---------- Dataset ----------

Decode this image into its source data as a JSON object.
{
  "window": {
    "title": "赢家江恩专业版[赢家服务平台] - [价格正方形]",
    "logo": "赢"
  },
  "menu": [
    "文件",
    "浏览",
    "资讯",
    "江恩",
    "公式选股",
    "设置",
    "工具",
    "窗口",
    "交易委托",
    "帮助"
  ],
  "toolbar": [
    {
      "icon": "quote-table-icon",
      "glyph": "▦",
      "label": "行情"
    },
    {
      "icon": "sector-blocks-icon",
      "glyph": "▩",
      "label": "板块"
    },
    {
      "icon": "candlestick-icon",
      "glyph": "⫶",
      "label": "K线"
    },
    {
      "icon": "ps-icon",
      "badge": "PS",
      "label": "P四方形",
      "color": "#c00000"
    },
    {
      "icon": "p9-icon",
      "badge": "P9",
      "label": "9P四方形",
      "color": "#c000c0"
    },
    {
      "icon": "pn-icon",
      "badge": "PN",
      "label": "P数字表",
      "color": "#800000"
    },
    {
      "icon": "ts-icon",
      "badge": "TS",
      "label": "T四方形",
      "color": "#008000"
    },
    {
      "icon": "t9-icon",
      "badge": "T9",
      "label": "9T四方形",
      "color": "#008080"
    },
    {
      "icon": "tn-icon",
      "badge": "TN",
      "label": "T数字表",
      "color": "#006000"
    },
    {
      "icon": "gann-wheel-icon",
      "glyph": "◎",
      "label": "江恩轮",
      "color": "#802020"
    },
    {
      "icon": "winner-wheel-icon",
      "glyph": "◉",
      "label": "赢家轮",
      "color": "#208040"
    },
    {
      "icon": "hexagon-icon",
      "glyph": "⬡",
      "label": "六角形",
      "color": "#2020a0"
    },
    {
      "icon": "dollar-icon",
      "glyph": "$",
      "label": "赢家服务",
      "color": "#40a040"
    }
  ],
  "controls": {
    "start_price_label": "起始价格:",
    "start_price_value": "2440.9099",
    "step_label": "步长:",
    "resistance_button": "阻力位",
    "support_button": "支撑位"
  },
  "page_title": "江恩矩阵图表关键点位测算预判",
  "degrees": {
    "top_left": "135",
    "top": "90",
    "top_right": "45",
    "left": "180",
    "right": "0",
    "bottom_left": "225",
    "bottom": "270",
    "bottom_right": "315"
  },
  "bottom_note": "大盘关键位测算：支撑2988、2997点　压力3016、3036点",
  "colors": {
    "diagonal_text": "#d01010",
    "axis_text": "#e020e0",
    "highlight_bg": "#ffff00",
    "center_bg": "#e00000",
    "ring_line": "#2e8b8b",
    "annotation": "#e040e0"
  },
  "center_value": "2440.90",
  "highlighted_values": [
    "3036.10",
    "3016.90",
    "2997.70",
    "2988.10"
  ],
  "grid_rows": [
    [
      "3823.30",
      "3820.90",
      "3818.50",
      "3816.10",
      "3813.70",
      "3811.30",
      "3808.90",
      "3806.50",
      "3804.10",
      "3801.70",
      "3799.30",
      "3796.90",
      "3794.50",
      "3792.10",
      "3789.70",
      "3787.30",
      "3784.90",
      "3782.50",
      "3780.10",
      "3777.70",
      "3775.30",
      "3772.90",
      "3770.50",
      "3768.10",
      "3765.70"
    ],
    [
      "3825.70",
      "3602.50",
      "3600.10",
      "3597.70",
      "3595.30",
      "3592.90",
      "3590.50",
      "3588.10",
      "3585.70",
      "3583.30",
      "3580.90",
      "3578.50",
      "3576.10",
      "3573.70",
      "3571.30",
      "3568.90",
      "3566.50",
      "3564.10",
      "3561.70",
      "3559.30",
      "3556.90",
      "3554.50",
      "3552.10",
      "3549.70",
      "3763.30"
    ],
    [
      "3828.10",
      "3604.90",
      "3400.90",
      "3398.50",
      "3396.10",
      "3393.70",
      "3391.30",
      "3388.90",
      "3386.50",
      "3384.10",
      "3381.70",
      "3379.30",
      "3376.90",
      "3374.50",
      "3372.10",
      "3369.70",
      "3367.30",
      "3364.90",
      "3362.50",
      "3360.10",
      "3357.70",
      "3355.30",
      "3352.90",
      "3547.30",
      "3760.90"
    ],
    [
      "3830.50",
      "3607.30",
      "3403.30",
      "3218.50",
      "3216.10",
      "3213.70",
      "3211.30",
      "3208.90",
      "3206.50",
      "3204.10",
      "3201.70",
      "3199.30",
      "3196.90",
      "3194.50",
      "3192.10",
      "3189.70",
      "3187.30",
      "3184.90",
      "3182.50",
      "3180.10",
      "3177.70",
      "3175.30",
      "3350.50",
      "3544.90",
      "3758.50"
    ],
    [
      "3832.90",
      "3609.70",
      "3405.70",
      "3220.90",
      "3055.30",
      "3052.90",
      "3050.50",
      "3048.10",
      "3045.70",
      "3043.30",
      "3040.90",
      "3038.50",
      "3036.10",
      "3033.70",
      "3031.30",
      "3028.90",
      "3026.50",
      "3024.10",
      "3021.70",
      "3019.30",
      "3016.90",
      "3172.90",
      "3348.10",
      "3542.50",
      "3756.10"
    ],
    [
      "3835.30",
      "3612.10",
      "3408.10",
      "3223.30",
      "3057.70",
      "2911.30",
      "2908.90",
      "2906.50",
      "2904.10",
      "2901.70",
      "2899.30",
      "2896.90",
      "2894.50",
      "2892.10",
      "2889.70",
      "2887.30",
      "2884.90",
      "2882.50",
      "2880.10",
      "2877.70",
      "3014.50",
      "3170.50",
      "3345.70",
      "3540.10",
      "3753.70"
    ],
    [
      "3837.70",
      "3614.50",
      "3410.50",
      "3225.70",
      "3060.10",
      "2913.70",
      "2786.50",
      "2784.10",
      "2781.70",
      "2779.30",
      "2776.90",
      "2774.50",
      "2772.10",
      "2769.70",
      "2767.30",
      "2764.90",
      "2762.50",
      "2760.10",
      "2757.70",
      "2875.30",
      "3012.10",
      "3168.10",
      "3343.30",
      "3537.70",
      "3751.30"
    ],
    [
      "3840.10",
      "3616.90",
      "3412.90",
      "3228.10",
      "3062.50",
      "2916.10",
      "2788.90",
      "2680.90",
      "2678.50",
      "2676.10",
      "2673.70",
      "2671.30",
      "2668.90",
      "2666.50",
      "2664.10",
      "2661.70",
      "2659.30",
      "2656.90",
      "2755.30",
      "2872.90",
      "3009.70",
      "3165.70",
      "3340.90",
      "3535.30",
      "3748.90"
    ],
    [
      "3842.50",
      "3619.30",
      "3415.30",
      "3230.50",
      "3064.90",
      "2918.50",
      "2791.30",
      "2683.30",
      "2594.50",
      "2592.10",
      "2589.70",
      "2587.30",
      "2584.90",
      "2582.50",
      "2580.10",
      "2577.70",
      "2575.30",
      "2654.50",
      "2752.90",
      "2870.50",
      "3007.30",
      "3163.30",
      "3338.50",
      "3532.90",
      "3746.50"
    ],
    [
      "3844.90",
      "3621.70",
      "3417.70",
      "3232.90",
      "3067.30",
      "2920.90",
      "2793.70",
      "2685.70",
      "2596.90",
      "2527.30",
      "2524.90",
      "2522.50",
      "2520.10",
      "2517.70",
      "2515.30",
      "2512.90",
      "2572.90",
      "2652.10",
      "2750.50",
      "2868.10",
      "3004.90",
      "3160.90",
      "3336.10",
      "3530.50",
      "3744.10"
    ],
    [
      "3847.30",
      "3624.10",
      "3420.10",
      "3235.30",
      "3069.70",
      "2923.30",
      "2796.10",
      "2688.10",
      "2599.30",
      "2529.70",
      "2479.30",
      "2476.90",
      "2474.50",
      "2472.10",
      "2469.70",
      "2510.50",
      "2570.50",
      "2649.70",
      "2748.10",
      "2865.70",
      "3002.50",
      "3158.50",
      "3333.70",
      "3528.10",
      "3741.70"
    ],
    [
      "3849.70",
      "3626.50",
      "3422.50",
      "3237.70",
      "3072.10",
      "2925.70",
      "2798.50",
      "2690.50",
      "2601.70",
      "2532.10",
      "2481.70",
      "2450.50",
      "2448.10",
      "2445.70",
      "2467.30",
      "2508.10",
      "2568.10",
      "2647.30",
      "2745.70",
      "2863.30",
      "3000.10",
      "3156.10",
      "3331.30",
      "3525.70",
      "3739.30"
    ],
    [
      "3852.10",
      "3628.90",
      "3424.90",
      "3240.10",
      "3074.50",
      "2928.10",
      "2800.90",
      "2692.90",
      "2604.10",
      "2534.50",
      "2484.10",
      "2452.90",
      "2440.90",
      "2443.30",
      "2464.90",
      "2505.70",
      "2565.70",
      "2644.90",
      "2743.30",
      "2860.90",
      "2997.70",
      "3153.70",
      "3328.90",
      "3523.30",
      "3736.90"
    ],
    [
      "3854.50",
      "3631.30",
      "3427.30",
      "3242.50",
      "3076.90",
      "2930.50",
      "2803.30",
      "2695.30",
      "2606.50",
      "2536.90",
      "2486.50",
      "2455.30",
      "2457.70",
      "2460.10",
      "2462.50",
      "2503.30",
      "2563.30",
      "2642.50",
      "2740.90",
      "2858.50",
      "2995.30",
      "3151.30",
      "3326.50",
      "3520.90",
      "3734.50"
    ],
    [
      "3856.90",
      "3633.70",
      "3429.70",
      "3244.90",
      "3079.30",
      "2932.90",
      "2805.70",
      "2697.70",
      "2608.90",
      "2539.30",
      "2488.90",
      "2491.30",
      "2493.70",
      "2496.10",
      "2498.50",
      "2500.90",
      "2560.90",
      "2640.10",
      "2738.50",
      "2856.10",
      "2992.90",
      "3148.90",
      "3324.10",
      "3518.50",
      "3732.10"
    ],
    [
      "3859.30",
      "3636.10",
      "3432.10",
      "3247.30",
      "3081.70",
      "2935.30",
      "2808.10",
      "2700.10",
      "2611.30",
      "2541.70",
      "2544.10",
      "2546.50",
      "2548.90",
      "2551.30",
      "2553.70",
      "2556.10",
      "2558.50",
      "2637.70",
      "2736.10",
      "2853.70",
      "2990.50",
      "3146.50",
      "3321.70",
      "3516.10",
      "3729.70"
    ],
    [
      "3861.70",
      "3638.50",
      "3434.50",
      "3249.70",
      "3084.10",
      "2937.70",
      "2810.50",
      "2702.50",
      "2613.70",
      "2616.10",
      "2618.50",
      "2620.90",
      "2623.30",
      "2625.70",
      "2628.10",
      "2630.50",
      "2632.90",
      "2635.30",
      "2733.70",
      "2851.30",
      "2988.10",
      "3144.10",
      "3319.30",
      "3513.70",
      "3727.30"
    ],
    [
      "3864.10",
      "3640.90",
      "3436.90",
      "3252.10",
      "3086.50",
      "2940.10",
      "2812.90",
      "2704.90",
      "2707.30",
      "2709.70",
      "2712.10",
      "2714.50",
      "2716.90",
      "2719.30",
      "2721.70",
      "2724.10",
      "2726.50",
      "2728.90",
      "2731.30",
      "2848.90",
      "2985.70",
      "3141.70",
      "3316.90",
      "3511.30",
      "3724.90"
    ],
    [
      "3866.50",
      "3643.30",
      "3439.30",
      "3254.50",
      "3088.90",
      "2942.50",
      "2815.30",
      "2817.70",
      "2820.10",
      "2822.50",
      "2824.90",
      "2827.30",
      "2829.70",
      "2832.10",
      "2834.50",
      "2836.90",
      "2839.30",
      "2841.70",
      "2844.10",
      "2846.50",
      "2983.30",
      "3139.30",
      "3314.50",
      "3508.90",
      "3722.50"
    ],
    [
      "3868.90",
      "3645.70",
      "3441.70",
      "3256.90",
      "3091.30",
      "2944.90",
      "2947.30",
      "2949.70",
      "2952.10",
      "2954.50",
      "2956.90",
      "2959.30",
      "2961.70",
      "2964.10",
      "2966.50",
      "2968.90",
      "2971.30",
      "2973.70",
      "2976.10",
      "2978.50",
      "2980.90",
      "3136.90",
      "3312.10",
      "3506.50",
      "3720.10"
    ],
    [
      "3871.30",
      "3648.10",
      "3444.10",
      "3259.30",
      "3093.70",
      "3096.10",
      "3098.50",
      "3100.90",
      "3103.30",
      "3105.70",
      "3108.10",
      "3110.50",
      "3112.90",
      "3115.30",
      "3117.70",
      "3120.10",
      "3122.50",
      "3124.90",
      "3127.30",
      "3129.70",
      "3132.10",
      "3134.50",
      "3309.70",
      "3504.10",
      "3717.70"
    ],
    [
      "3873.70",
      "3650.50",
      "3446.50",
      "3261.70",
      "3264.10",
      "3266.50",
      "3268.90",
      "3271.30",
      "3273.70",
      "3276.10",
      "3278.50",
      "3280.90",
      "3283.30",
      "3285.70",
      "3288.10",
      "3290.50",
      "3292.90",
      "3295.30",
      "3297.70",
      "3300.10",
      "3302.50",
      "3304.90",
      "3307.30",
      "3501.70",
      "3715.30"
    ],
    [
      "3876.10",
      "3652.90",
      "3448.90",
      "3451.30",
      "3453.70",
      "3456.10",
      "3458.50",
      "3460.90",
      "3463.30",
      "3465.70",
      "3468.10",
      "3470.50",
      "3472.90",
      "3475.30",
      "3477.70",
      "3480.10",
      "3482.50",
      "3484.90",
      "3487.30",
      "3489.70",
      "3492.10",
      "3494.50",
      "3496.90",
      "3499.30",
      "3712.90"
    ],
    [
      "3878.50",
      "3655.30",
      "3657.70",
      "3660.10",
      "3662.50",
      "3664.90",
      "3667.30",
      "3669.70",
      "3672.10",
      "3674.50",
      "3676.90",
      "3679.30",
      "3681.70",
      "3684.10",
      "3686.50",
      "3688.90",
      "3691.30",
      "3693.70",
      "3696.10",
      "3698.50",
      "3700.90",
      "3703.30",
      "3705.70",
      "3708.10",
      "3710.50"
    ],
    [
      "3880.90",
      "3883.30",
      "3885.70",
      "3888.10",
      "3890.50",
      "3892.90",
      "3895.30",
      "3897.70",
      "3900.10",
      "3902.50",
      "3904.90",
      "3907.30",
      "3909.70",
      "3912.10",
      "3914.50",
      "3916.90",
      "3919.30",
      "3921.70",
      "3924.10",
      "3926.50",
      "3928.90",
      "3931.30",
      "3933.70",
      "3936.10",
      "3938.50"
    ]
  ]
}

----------

_The request:_ Copy out every line from the data above that has "glyph" in it.

_The reply:_
      "glyph": "▦",
      "glyph": "▩",
      "glyph": "⫶",
      "glyph": "◎",
      "glyph": "◉",
      "glyph": "⬡",
      "glyph": "$",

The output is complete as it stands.